* [Your instructions]: Please transcribe the records precisely; pictures stay out of your copy.

* [Entries supplied]:
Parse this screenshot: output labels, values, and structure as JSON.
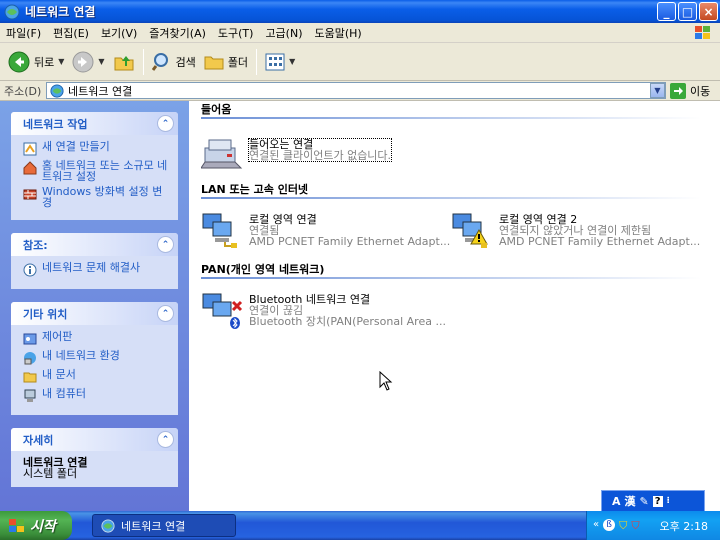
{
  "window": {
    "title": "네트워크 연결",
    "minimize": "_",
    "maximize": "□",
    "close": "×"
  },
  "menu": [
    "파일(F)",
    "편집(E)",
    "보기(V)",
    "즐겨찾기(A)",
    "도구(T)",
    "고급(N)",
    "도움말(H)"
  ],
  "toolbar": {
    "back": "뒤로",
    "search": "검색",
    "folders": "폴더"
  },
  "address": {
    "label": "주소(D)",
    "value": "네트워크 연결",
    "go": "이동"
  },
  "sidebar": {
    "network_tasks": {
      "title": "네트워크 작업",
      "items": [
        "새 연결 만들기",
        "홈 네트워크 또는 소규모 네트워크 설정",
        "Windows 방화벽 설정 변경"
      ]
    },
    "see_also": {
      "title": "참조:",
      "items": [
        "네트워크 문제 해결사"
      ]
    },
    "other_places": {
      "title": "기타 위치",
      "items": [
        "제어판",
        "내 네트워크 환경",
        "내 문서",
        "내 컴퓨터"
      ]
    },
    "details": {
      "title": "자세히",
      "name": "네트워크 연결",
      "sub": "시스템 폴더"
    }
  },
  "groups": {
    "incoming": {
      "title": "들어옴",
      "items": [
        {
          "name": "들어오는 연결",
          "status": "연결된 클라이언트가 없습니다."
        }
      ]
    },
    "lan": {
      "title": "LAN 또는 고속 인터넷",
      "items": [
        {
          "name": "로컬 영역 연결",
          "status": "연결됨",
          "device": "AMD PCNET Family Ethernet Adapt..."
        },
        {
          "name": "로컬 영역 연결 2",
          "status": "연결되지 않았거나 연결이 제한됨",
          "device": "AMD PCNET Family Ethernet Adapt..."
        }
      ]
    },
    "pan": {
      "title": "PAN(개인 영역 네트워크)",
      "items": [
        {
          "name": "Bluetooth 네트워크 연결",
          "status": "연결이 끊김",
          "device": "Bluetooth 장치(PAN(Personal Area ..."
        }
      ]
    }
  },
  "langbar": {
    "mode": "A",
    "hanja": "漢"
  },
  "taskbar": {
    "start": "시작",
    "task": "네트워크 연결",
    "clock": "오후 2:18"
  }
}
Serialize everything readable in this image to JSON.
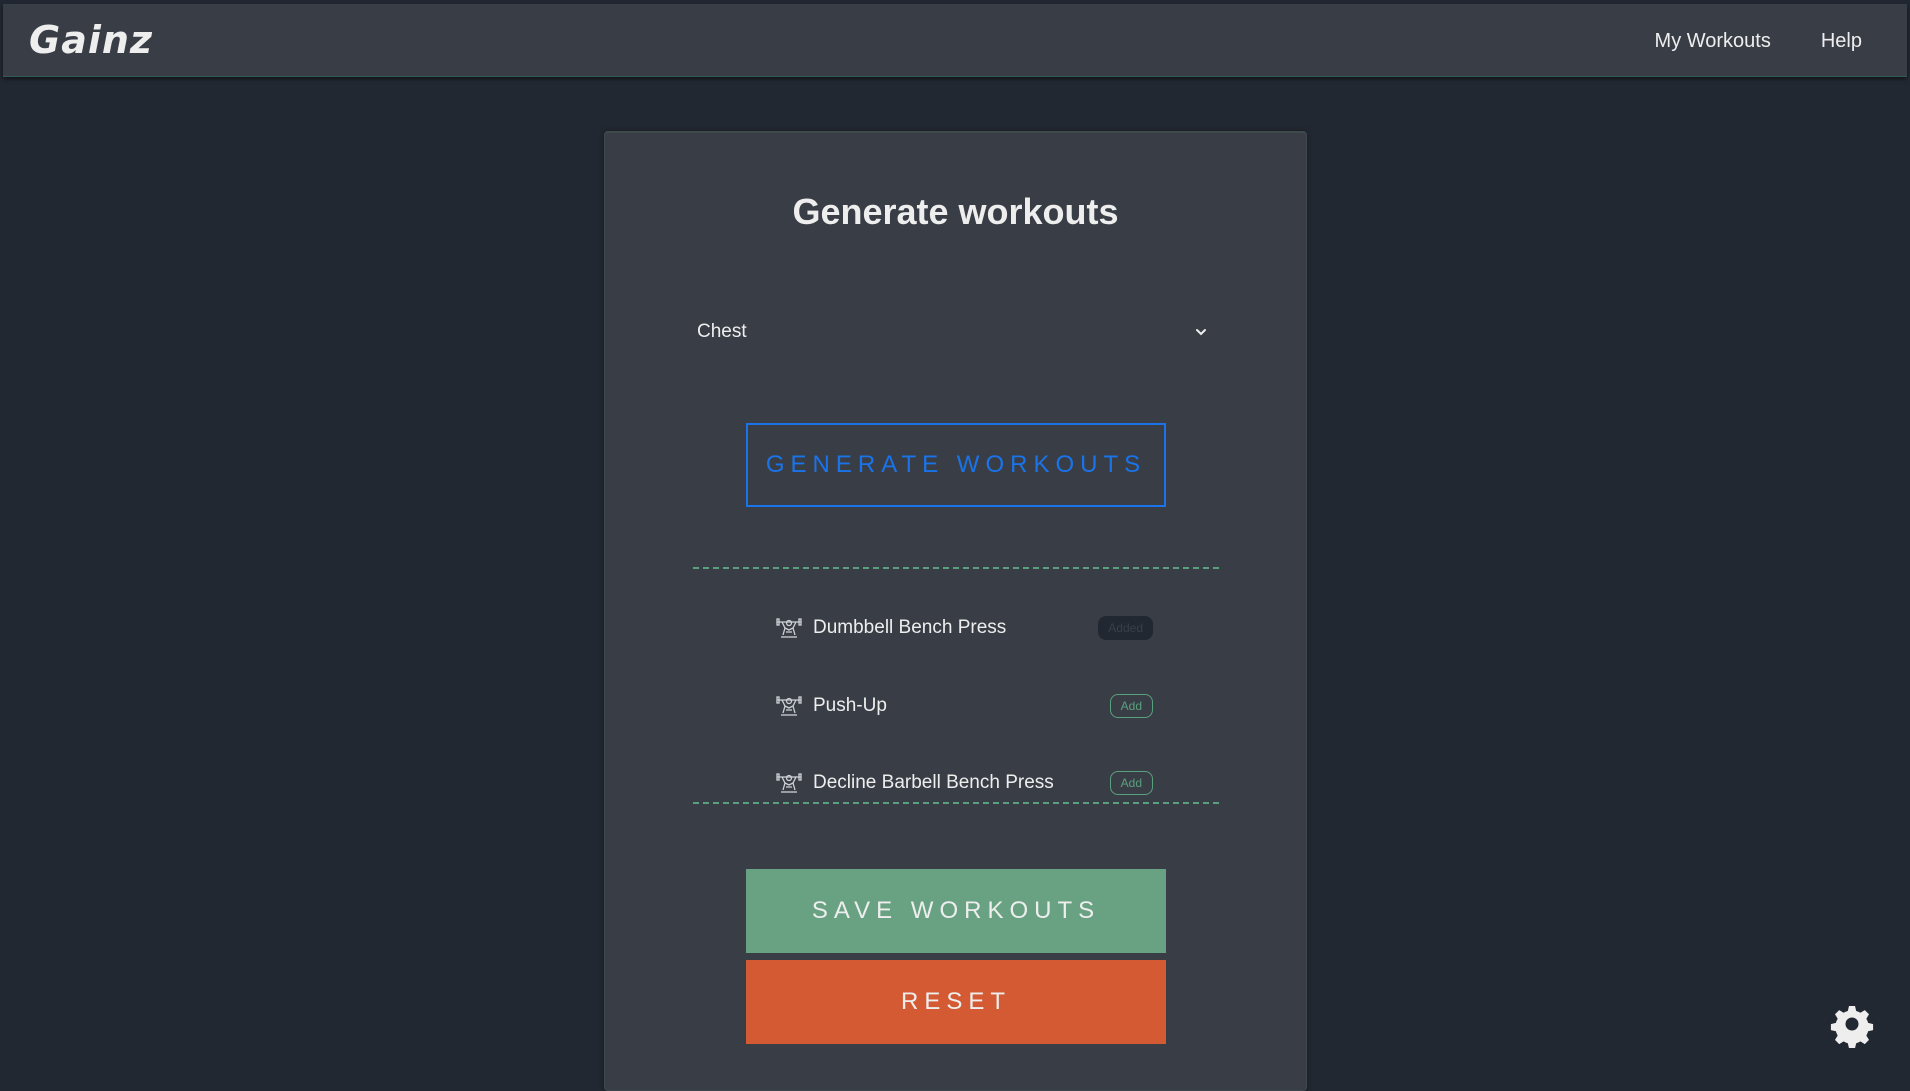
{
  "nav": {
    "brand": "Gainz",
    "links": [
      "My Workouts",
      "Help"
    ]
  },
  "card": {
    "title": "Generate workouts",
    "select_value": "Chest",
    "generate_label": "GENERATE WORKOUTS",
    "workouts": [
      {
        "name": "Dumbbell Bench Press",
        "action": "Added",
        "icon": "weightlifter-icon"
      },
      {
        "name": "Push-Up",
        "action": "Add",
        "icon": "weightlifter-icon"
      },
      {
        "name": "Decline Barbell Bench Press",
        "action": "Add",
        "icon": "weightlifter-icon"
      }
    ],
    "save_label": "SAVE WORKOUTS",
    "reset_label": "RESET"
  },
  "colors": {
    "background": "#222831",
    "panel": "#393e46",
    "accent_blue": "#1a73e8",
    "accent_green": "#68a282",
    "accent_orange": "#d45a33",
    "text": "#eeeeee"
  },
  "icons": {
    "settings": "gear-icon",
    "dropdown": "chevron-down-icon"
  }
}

* [Solution to the problem]:
Parse this screenshot: output labels, values, and structure as JSON.
{
  "window": {
    "title": "네트워크 연결",
    "minimize": "_",
    "maximize": "□",
    "close": "×"
  },
  "menu": [
    "파일(F)",
    "편집(E)",
    "보기(V)",
    "즐겨찾기(A)",
    "도구(T)",
    "고급(N)",
    "도움말(H)"
  ],
  "toolbar": {
    "back": "뒤로",
    "search": "검색",
    "folders": "폴더"
  },
  "address": {
    "label": "주소(D)",
    "value": "네트워크 연결",
    "go": "이동"
  },
  "sidebar": {
    "network_tasks": {
      "title": "네트워크 작업",
      "items": [
        "새 연결 만들기",
        "홈 네트워크 또는 소규모 네트워크 설정",
        "Windows 방화벽 설정 변경"
      ]
    },
    "see_also": {
      "title": "참조:",
      "items": [
        "네트워크 문제 해결사"
      ]
    },
    "other_places": {
      "title": "기타 위치",
      "items": [
        "제어판",
        "내 네트워크 환경",
        "내 문서",
        "내 컴퓨터"
      ]
    },
    "details": {
      "title": "자세히",
      "name": "네트워크 연결",
      "sub": "시스템 폴더"
    }
  },
  "groups": {
    "incoming": {
      "title": "들어옴",
      "items": [
        {
          "name": "들어오는 연결",
          "status": "연결된 클라이언트가 없습니다."
        }
      ]
    },
    "lan": {
      "title": "LAN 또는 고속 인터넷",
      "items": [
        {
          "name": "로컬 영역 연결",
          "status": "연결됨",
          "device": "AMD PCNET Family Ethernet Adapt..."
        },
        {
          "name": "로컬 영역 연결 2",
          "status": "연결되지 않았거나 연결이 제한됨",
          "device": "AMD PCNET Family Ethernet Adapt..."
        }
      ]
    },
    "pan": {
      "title": "PAN(개인 영역 네트워크)",
      "items": [
        {
          "name": "Bluetooth 네트워크 연결",
          "status": "연결이 끊김",
          "device": "Bluetooth 장치(PAN(Personal Area ..."
        }
      ]
    }
  },
  "langbar": {
    "mode": "A",
    "hanja": "漢"
  },
  "taskbar": {
    "start": "시작",
    "task": "네트워크 연결",
    "clock": "오후 2:18"
  }
}
Serialize everything readable in this image to JSON.
{
  "nav": {
    "brand": "Gainz",
    "links": [
      "My Workouts",
      "Help"
    ]
  },
  "card": {
    "title": "Generate workouts",
    "select_value": "Chest",
    "generate_label": "GENERATE WORKOUTS",
    "workouts": [
      {
        "name": "Dumbbell Bench Press",
        "action": "Added",
        "icon": "weightlifter-icon"
      },
      {
        "name": "Push-Up",
        "action": "Add",
        "icon": "weightlifter-icon"
      },
      {
        "name": "Decline Barbell Bench Press",
        "action": "Add",
        "icon": "weightlifter-icon"
      }
    ],
    "save_label": "SAVE WORKOUTS",
    "reset_label": "RESET"
  },
  "colors": {
    "background": "#222831",
    "panel": "#393e46",
    "accent_blue": "#1a73e8",
    "accent_green": "#68a282",
    "accent_orange": "#d45a33",
    "text": "#eeeeee"
  },
  "icons": {
    "settings": "gear-icon",
    "dropdown": "chevron-down-icon"
  }
}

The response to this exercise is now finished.